Problem -> Quote exactly, and only, the lines from the one with "Output a JSON" through the end of the listing.

-- START OF Data shown --

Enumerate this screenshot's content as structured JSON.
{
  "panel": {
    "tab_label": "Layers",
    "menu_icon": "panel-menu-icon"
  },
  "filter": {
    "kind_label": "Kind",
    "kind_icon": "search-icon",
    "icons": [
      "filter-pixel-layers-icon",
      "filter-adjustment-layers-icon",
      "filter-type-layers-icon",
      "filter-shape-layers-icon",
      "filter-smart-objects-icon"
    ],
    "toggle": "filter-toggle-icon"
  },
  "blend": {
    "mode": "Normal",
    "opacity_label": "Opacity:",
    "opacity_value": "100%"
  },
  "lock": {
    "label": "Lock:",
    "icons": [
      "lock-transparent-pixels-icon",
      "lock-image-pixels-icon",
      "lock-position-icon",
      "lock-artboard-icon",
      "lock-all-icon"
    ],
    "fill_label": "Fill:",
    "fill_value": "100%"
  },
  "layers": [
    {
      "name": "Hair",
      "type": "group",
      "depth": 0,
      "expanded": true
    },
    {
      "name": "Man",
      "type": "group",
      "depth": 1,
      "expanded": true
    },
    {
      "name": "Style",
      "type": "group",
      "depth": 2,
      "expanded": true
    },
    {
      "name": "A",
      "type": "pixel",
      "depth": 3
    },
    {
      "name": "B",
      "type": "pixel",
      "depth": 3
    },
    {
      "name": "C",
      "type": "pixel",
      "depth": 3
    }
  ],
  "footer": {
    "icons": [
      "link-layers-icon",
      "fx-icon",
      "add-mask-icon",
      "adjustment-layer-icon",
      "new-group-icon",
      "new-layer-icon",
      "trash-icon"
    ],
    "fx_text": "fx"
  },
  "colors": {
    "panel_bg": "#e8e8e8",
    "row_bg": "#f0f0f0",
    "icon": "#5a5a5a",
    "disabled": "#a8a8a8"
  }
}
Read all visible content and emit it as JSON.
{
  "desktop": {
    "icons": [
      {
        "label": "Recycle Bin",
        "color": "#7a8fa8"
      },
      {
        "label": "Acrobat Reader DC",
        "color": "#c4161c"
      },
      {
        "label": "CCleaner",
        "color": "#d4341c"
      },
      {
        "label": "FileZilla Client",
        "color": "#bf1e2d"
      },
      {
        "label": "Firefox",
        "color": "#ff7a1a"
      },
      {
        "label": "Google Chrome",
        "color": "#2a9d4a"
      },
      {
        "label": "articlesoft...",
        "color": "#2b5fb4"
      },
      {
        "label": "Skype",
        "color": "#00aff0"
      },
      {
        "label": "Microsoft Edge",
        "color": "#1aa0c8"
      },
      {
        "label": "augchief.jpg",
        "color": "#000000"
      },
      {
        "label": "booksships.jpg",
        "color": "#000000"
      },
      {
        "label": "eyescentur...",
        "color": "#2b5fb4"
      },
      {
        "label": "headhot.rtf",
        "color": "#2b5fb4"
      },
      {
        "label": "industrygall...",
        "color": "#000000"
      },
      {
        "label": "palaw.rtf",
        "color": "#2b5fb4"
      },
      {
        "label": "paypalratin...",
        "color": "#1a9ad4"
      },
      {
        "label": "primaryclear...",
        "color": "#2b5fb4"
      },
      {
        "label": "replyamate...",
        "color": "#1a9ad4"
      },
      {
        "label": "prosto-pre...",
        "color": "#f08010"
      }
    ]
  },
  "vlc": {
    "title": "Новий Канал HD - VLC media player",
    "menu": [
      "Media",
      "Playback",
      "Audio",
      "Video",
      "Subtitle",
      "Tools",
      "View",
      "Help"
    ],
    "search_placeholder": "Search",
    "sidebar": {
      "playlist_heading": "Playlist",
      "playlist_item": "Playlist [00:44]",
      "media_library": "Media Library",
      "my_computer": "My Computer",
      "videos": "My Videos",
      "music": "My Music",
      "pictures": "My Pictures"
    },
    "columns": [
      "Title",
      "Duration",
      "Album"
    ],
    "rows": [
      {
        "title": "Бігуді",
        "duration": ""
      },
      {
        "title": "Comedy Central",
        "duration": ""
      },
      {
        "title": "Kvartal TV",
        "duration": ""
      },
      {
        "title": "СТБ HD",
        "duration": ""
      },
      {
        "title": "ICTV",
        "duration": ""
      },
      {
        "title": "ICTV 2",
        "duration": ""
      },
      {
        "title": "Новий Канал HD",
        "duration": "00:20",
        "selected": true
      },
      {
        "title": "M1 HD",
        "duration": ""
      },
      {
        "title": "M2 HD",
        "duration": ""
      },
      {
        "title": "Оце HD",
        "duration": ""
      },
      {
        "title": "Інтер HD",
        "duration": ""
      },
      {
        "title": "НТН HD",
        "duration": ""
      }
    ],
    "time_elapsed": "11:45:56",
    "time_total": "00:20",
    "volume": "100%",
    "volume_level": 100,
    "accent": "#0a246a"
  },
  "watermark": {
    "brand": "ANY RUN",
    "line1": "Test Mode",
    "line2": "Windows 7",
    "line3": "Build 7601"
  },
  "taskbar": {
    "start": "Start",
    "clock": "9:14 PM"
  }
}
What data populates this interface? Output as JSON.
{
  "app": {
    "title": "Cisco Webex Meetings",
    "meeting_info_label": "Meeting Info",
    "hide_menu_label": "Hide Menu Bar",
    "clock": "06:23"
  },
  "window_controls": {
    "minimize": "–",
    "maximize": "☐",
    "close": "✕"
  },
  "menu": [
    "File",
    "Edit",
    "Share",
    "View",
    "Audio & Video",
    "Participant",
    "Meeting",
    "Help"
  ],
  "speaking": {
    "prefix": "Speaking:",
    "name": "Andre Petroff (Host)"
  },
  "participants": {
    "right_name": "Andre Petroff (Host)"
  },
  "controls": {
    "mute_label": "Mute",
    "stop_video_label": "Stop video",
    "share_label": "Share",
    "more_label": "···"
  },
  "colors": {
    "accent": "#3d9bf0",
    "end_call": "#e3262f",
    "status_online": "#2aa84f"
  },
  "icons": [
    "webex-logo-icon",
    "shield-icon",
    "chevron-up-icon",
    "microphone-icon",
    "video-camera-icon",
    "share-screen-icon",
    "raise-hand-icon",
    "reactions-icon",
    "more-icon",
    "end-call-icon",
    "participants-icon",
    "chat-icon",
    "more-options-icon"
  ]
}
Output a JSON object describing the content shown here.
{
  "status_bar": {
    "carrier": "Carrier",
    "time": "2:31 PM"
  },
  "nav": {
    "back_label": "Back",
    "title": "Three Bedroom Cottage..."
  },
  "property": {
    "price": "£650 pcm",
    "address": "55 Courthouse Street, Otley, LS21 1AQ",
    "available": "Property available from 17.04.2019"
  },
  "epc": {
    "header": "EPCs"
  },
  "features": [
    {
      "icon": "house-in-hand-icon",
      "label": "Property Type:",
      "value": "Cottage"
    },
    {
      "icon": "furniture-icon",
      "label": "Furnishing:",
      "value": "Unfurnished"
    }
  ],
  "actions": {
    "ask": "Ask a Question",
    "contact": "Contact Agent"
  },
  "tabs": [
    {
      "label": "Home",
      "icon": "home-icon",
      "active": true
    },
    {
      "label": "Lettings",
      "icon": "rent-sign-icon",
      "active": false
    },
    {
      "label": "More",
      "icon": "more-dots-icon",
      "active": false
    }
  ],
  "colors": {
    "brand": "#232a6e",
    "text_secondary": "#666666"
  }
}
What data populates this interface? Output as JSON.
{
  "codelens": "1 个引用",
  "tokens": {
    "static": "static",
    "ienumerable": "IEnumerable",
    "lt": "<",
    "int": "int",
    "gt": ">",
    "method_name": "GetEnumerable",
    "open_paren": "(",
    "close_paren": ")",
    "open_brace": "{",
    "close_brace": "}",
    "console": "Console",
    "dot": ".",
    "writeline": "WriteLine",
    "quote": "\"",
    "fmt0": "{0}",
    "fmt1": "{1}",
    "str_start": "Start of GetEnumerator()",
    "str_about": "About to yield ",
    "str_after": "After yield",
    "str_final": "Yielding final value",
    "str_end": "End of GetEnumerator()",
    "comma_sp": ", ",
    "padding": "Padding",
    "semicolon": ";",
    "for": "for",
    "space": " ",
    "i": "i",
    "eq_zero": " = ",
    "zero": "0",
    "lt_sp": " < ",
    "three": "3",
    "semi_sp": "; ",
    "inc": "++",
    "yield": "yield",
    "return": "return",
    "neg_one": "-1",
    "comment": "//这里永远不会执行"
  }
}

-- END OF Data shown --

Reply ->
Output a JSON object describing the content shown here.
{
  "status_bar": {
    "carrier": "Carrier",
    "time": "2:31 PM"
  },
  "nav": {
    "back_label": "Back",
    "title": "Three Bedroom Cottage..."
  },
  "property": {
    "price": "£650 pcm",
    "address": "55 Courthouse Street, Otley, LS21 1AQ",
    "available": "Property available from 17.04.2019"
  },
  "epc": {
    "header": "EPCs"
  },
  "features": [
    {
      "icon": "house-in-hand-icon",
      "label": "Property Type:",
      "value": "Cottage"
    },
    {
      "icon": "furniture-icon",
      "label": "Furnishing:",
      "value": "Unfurnished"
    }
  ],
  "actions": {
    "ask": "Ask a Question",
    "contact": "Contact Agent"
  },
  "tabs": [
    {
      "label": "Home",
      "icon": "home-icon",
      "active": true
    },
    {
      "label": "Lettings",
      "icon": "rent-sign-icon",
      "active": false
    },
    {
      "label": "More",
      "icon": "more-dots-icon",
      "active": false
    }
  ],
  "colors": {
    "brand": "#232a6e",
    "text_secondary": "#666666"
  }
}
What data populates this interface? Output as JSON.
{
  "codelens": "1 个引用",
  "tokens": {
    "static": "static",
    "ienumerable": "IEnumerable",
    "lt": "<",
    "int": "int",
    "gt": ">",
    "method_name": "GetEnumerable",
    "open_paren": "(",
    "close_paren": ")",
    "open_brace": "{",
    "close_brace": "}",
    "console": "Console",
    "dot": ".",
    "writeline": "WriteLine",
    "quote": "\"",
    "fmt0": "{0}",
    "fmt1": "{1}",
    "str_start": "Start of GetEnumerator()",
    "str_about": "About to yield ",
    "str_after": "After yield",
    "str_final": "Yielding final value",
    "str_end": "End of GetEnumerator()",
    "comma_sp": ", ",
    "padding": "Padding",
    "semicolon": ";",
    "for": "for",
    "space": " ",
    "i": "i",
    "eq_zero": " = ",
    "zero": "0",
    "lt_sp": " < ",
    "three": "3",
    "semi_sp": "; ",
    "inc": "++",
    "yield": "yield",
    "return": "return",
    "neg_one": "-1",
    "comment": "//这里永远不会执行"
  }
}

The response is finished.